»»

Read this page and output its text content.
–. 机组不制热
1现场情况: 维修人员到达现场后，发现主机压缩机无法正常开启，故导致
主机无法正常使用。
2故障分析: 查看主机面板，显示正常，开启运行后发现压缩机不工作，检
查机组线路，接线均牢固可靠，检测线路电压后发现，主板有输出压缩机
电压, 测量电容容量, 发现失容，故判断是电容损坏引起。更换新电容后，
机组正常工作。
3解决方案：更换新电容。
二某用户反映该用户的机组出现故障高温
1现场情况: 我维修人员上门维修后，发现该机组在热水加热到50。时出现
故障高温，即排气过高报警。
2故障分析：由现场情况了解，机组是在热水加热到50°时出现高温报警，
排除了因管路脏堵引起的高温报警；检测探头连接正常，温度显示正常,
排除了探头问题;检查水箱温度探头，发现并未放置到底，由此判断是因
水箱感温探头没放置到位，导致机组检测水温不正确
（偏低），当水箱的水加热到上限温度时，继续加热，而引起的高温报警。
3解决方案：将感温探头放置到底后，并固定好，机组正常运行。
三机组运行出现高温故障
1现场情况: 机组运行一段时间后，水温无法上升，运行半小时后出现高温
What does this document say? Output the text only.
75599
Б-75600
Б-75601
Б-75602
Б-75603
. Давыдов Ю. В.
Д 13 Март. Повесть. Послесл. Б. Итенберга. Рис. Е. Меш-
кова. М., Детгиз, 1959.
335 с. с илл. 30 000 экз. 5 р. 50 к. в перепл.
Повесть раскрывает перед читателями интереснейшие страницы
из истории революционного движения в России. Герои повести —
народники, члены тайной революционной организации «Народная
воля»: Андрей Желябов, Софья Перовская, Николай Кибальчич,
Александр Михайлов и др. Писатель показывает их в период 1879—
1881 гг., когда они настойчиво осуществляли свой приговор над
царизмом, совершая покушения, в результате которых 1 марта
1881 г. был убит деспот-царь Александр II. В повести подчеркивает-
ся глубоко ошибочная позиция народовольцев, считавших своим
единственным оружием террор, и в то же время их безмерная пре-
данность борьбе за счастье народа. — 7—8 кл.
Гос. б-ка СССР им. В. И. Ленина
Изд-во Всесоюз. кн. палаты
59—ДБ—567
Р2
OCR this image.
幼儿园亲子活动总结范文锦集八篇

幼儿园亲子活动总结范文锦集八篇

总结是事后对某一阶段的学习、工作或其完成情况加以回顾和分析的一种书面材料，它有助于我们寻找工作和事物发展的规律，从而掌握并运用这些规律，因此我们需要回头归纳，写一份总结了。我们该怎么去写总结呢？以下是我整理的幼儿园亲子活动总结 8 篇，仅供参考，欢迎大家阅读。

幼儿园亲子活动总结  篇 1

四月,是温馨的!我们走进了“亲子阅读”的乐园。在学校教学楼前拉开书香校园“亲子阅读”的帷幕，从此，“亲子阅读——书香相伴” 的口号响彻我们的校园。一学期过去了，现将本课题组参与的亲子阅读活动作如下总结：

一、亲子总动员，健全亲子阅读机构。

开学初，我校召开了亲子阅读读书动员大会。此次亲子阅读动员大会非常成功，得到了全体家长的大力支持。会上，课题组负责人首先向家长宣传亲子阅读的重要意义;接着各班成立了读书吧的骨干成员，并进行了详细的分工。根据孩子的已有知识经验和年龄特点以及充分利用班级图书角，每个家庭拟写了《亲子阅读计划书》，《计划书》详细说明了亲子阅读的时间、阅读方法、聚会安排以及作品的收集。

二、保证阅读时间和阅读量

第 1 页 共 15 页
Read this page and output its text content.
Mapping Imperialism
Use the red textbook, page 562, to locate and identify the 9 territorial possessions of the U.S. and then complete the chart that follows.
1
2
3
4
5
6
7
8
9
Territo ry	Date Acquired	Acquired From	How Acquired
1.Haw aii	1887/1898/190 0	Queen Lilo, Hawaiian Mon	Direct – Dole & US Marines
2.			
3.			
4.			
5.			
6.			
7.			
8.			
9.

««

• Task instructions: Find every line that includes the string "Александр". Report how many there are and nothing else.

• Exercise result: 2